Write the entries below out again exactly; any picture in them stays out.

+===+

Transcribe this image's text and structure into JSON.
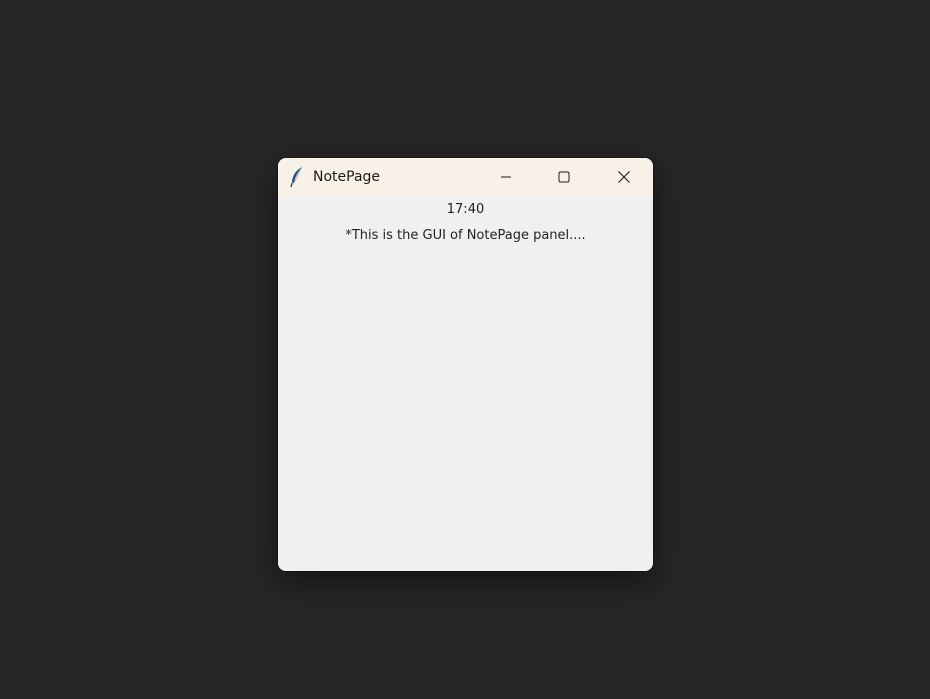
{
  "window": {
    "title": "NotePage",
    "icon": "feather-icon",
    "controls": {
      "minimize": "minimize-icon",
      "maximize": "maximize-icon",
      "close": "close-icon"
    }
  },
  "content": {
    "time": "17:40",
    "message": "*This is the GUI of NotePage panel...."
  },
  "colors": {
    "desktop": "#272727",
    "titlebar": "#f8f1e8",
    "window_body": "#f0f0f0",
    "text": "#222222"
  }
}
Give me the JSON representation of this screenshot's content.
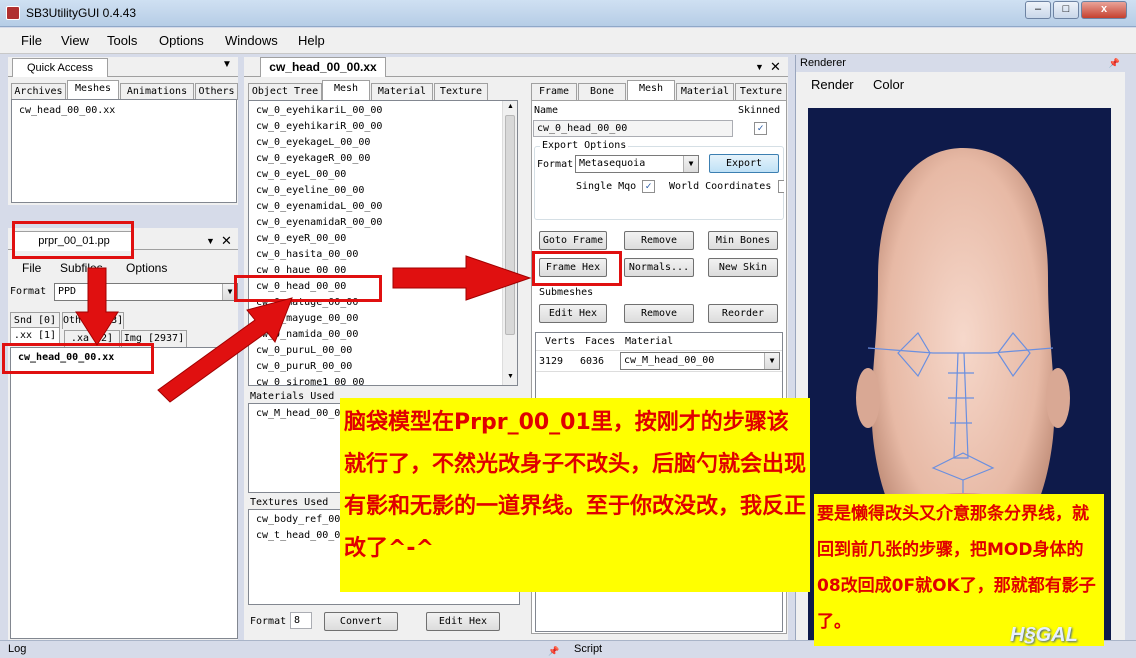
{
  "window": {
    "title": "SB3UtilityGUI 0.4.43",
    "minimize": "–",
    "maximize": "□",
    "close": "x"
  },
  "menu": [
    "File",
    "View",
    "Tools",
    "Options",
    "Windows",
    "Help"
  ],
  "quick_access": {
    "title": "Quick Access",
    "tabs": [
      "Archives",
      "Meshes",
      "Animations",
      "Others"
    ],
    "items": [
      "cw_head_00_00.xx"
    ]
  },
  "pp_panel": {
    "title": "prpr_00_01.pp",
    "menu": [
      "File",
      "Subfiles",
      "Options"
    ],
    "format_label": "Format",
    "format_value": "PPD",
    "tabs_row1": [
      "Snd [0]",
      "Others [3]"
    ],
    "tabs_row2": [
      ".xx [1]",
      ".xa [2]",
      "Img [2937]"
    ],
    "items": [
      "cw_head_00_00.xx"
    ]
  },
  "editor": {
    "title": "cw_head_00_00.xx",
    "tabs": [
      "Object Tree",
      "Mesh",
      "Material",
      "Texture"
    ],
    "meshes": [
      "cw_0_eyehikariL_00_00",
      "cw_0_eyehikariR_00_00",
      "cw_0_eyekageL_00_00",
      "cw_0_eyekageR_00_00",
      "cw_0_eyeL_00_00",
      "cw_0_eyeline_00_00",
      "cw_0_eyenamidaL_00_00",
      "cw_0_eyenamidaR_00_00",
      "cw_0_eyeR_00_00",
      "cw_0_hasita_00_00",
      "cw_0_haue_00_00",
      "cw_0_head_00_00",
      "cw_0_matuge_00_00",
      "cw_0_mayuge_00_00",
      "cw_0_namida_00_00",
      "cw_0_puruL_00_00",
      "cw_0_puruR_00_00",
      "cw_0_sirome1_00_00"
    ],
    "materials_label": "Materials Used",
    "materials": [
      "cw_M_head_00_00"
    ],
    "textures_label": "Textures Used",
    "textures": [
      "cw_body_ref_00_",
      "cw_t_head_00_00"
    ],
    "format_label": "Format",
    "format_value": "8",
    "convert": "Convert",
    "edit_hex": "Edit Hex"
  },
  "mesh_panel": {
    "tabs": [
      "Frame",
      "Bone",
      "Mesh",
      "Material",
      "Texture"
    ],
    "name_label": "Name",
    "name_value": "cw_0_head_00_00",
    "skinned_label": "Skinned",
    "skinned_checked": "✓",
    "export_options": "Export Options",
    "format_label": "Format",
    "format_value": "Metasequoia",
    "export": "Export",
    "single_mqo": "Single Mqo",
    "single_mqo_checked": "✓",
    "world_coordinates": "World Coordinates",
    "buttons_row1": [
      "Goto Frame",
      "Remove",
      "Min Bones"
    ],
    "buttons_row2": [
      "Frame Hex",
      "Normals...",
      "New Skin"
    ],
    "submeshes": "Submeshes",
    "buttons_row3": [
      "Edit Hex",
      "Remove",
      "Reorder"
    ],
    "columns": [
      "Verts",
      "Faces",
      "Material"
    ],
    "row": {
      "verts": "3129",
      "faces": "6036",
      "material": "cw_M_head_00_00"
    }
  },
  "renderer": {
    "title": "Renderer",
    "menu": [
      "Render",
      "Color"
    ]
  },
  "status": {
    "log": "Log",
    "script": "Script"
  },
  "annotations": {
    "main": "脑袋模型在Prpr_00_01里，按刚才的步骤该就行了，不然光改身子不改头，后脑勺就会出现有影和无影的一道界线。至于你改没改，我反正改了^-^",
    "side": "要是懒得改头又介意那条分界线，就回到前几张的步骤，把MOD身体的08改回成0F就OK了，那就都有影子了。",
    "watermark": "H§GAL"
  },
  "colors": {
    "highlight": "#e01010",
    "note_bg": "#ffff00",
    "note_text": "#e00000",
    "renderer_bg": "#0e1a4a"
  }
}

+===+

- _Expected answer_
Transcribe this image's text and structure into JSON.
{
  "window": {
    "title": "NotePage",
    "icon": "feather-icon",
    "controls": {
      "minimize": "minimize-icon",
      "maximize": "maximize-icon",
      "close": "close-icon"
    }
  },
  "content": {
    "time": "17:40",
    "message": "*This is the GUI of NotePage panel...."
  },
  "colors": {
    "desktop": "#272727",
    "titlebar": "#f8f1e8",
    "window_body": "#f0f0f0",
    "text": "#222222"
  }
}
Give me the JSON representation of this screenshot's content.
{
  "window": {
    "title": "SB3UtilityGUI 0.4.43",
    "minimize": "–",
    "maximize": "□",
    "close": "x"
  },
  "menu": [
    "File",
    "View",
    "Tools",
    "Options",
    "Windows",
    "Help"
  ],
  "quick_access": {
    "title": "Quick Access",
    "tabs": [
      "Archives",
      "Meshes",
      "Animations",
      "Others"
    ],
    "items": [
      "cw_head_00_00.xx"
    ]
  },
  "pp_panel": {
    "title": "prpr_00_01.pp",
    "menu": [
      "File",
      "Subfiles",
      "Options"
    ],
    "format_label": "Format",
    "format_value": "PPD",
    "tabs_row1": [
      "Snd [0]",
      "Others [3]"
    ],
    "tabs_row2": [
      ".xx [1]",
      ".xa [2]",
      "Img [2937]"
    ],
    "items": [
      "cw_head_00_00.xx"
    ]
  },
  "editor": {
    "title": "cw_head_00_00.xx",
    "tabs": [
      "Object Tree",
      "Mesh",
      "Material",
      "Texture"
    ],
    "meshes": [
      "cw_0_eyehikariL_00_00",
      "cw_0_eyehikariR_00_00",
      "cw_0_eyekageL_00_00",
      "cw_0_eyekageR_00_00",
      "cw_0_eyeL_00_00",
      "cw_0_eyeline_00_00",
      "cw_0_eyenamidaL_00_00",
      "cw_0_eyenamidaR_00_00",
      "cw_0_eyeR_00_00",
      "cw_0_hasita_00_00",
      "cw_0_haue_00_00",
      "cw_0_head_00_00",
      "cw_0_matuge_00_00",
      "cw_0_mayuge_00_00",
      "cw_0_namida_00_00",
      "cw_0_puruL_00_00",
      "cw_0_puruR_00_00",
      "cw_0_sirome1_00_00"
    ],
    "materials_label": "Materials Used",
    "materials": [
      "cw_M_head_00_00"
    ],
    "textures_label": "Textures Used",
    "textures": [
      "cw_body_ref_00_",
      "cw_t_head_00_00"
    ],
    "format_label": "Format",
    "format_value": "8",
    "convert": "Convert",
    "edit_hex": "Edit Hex"
  },
  "mesh_panel": {
    "tabs": [
      "Frame",
      "Bone",
      "Mesh",
      "Material",
      "Texture"
    ],
    "name_label": "Name",
    "name_value": "cw_0_head_00_00",
    "skinned_label": "Skinned",
    "skinned_checked": "✓",
    "export_options": "Export Options",
    "format_label": "Format",
    "format_value": "Metasequoia",
    "export": "Export",
    "single_mqo": "Single Mqo",
    "single_mqo_checked": "✓",
    "world_coordinates": "World Coordinates",
    "buttons_row1": [
      "Goto Frame",
      "Remove",
      "Min Bones"
    ],
    "buttons_row2": [
      "Frame Hex",
      "Normals...",
      "New Skin"
    ],
    "submeshes": "Submeshes",
    "buttons_row3": [
      "Edit Hex",
      "Remove",
      "Reorder"
    ],
    "columns": [
      "Verts",
      "Faces",
      "Material"
    ],
    "row": {
      "verts": "3129",
      "faces": "6036",
      "material": "cw_M_head_00_00"
    }
  },
  "renderer": {
    "title": "Renderer",
    "menu": [
      "Render",
      "Color"
    ]
  },
  "status": {
    "log": "Log",
    "script": "Script"
  },
  "annotations": {
    "main": "脑袋模型在Prpr_00_01里，按刚才的步骤该就行了，不然光改身子不改头，后脑勺就会出现有影和无影的一道界线。至于你改没改，我反正改了^-^",
    "side": "要是懒得改头又介意那条分界线，就回到前几张的步骤，把MOD身体的08改回成0F就OK了，那就都有影子了。",
    "watermark": "H§GAL"
  },
  "colors": {
    "highlight": "#e01010",
    "note_bg": "#ffff00",
    "note_text": "#e00000",
    "renderer_bg": "#0e1a4a"
  }
}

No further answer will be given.